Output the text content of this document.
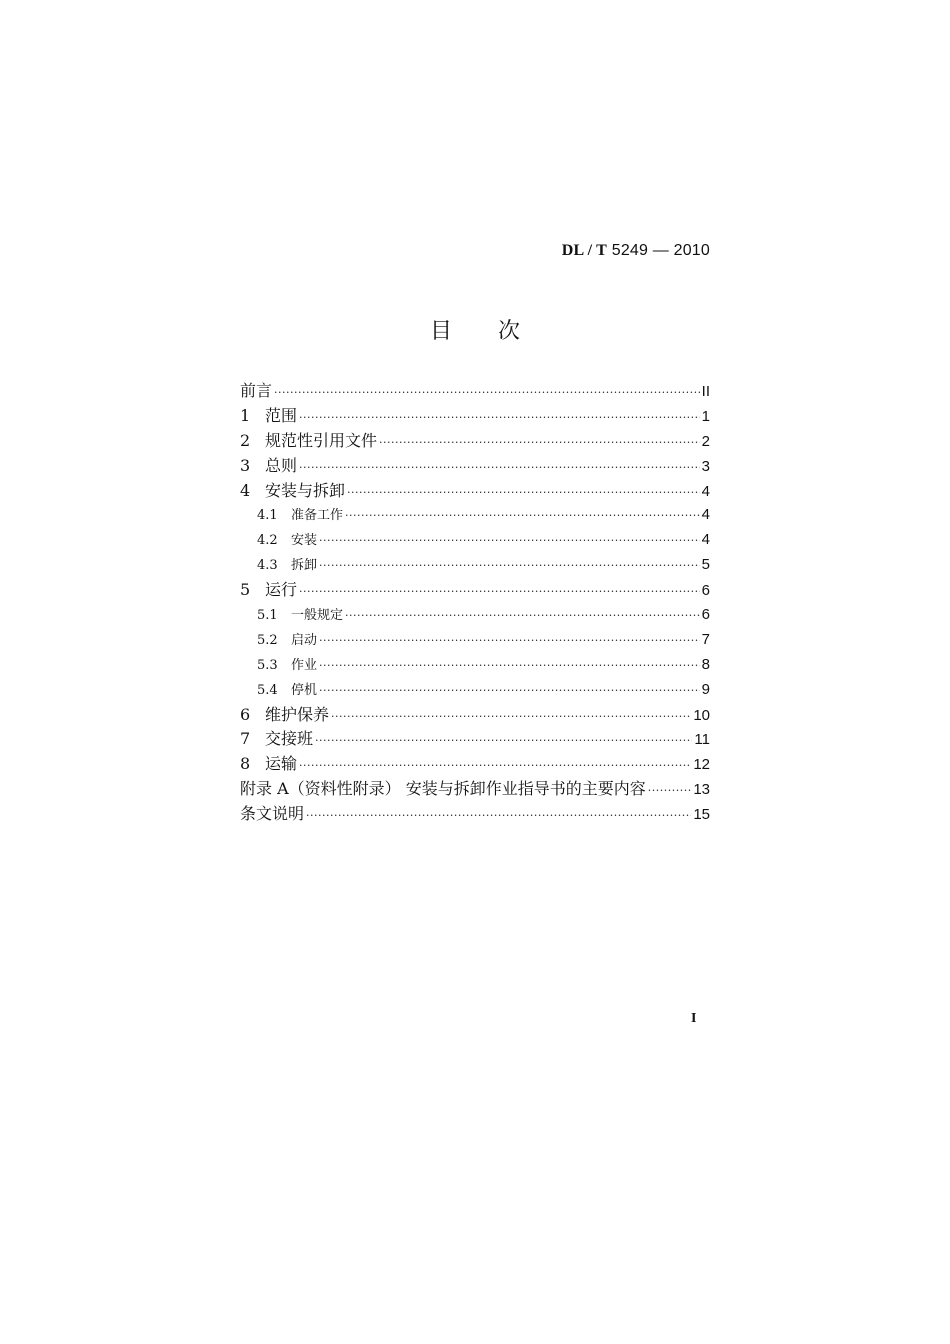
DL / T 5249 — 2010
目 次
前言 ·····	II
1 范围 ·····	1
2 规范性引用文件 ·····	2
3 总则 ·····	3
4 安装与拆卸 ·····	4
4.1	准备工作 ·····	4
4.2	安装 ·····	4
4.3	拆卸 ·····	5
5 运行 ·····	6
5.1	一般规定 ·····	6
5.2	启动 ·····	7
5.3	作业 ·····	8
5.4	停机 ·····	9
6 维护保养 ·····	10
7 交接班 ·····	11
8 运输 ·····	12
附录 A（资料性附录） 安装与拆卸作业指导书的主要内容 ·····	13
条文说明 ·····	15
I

——

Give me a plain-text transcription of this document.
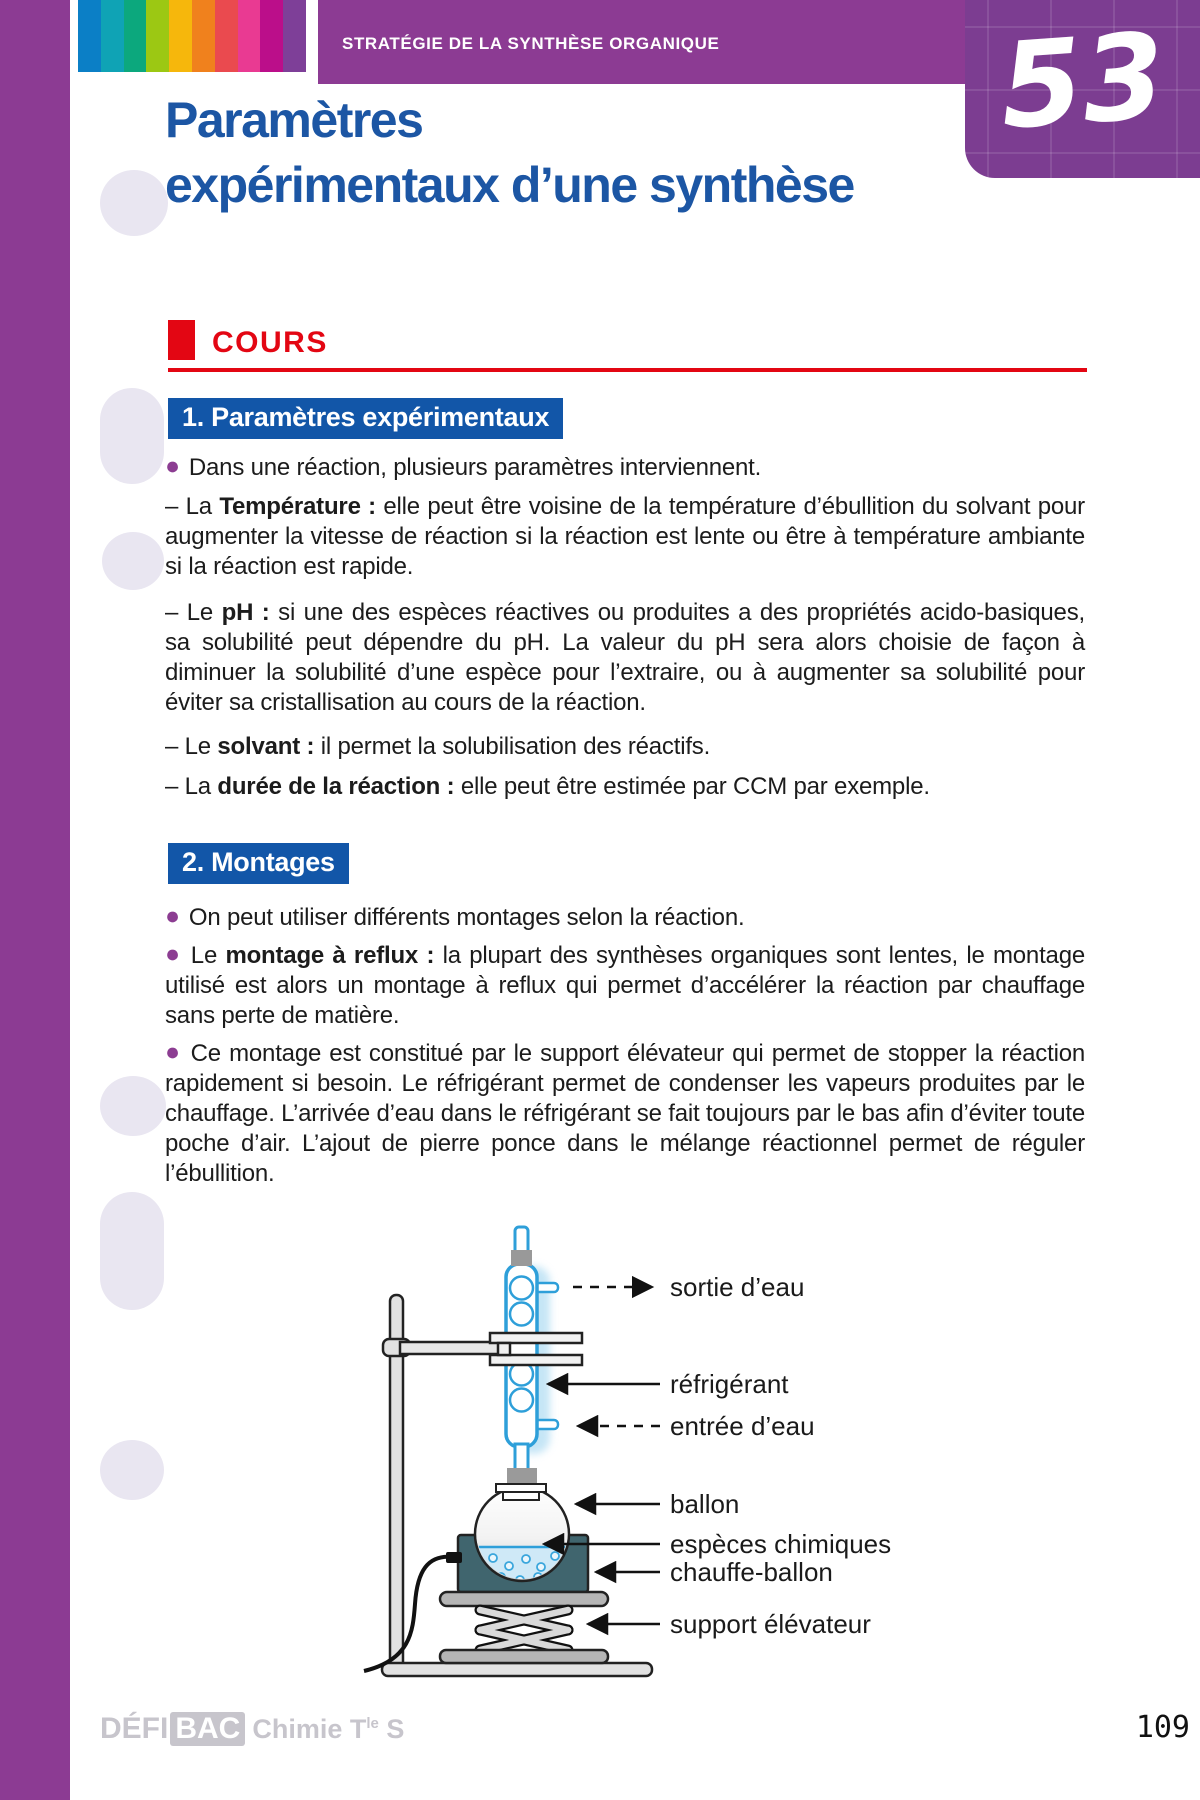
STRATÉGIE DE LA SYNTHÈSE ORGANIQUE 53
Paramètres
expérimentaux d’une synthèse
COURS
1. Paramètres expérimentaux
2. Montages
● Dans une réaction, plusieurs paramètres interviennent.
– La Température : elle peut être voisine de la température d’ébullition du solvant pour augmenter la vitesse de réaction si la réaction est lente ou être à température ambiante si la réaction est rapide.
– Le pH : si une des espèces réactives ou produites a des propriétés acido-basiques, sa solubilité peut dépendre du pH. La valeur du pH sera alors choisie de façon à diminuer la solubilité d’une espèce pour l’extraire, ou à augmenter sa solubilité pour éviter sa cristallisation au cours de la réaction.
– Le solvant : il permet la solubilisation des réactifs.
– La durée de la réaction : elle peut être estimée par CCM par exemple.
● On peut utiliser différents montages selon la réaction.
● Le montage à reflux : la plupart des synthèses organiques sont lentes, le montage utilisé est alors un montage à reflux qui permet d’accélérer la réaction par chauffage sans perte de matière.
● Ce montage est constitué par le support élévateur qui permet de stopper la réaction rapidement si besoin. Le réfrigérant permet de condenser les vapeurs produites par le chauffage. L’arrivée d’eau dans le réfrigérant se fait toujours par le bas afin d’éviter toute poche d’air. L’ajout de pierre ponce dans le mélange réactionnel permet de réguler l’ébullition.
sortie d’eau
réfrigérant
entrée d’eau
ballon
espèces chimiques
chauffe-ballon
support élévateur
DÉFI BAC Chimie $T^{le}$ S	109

——

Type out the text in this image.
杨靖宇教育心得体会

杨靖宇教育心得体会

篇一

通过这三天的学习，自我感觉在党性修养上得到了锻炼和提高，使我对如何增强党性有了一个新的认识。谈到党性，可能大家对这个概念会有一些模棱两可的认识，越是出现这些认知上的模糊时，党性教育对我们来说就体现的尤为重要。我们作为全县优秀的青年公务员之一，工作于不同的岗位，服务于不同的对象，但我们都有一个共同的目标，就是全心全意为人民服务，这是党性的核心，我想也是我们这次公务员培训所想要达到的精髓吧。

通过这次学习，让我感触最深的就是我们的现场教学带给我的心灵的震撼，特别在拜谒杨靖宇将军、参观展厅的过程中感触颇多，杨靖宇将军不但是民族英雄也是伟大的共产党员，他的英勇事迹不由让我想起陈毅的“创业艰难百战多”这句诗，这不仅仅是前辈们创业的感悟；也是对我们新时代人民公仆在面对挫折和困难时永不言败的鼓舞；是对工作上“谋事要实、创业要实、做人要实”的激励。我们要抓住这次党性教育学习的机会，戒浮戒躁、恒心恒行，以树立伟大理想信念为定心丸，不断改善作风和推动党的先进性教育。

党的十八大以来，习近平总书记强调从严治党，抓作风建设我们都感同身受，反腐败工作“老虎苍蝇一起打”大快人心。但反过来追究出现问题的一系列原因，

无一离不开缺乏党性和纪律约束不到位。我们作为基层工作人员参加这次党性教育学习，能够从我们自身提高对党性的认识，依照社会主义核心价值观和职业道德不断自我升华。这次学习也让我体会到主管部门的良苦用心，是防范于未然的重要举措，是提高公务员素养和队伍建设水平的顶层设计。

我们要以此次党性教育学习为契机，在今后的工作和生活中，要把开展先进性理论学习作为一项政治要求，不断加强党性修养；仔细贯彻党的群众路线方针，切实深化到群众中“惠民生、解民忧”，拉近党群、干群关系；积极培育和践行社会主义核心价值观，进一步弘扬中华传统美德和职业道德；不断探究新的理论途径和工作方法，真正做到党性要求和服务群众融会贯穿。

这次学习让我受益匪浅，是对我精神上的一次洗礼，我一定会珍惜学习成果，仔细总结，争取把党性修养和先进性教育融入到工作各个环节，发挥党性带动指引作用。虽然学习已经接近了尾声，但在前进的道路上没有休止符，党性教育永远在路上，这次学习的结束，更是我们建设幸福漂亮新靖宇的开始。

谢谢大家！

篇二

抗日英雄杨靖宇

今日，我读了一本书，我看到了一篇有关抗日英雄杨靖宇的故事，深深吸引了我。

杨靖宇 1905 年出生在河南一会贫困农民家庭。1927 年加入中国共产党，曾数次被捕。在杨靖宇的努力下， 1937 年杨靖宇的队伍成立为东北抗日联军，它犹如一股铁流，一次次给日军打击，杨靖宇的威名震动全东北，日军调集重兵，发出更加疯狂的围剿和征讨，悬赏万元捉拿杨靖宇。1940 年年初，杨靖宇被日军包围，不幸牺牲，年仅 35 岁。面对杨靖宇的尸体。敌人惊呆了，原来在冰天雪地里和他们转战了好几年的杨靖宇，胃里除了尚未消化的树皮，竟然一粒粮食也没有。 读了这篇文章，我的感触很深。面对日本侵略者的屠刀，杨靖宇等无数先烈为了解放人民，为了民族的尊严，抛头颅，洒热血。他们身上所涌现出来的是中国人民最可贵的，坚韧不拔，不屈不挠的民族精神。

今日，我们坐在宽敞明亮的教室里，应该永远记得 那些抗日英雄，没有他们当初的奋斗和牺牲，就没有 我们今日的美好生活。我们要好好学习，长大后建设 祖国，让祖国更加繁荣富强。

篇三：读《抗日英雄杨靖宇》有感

——

-- TASK REQUIREMENTS --
Across the records, count the lines holding the string "solvant". Give the number and stop.

-- EXERCISE RESPONSE --
2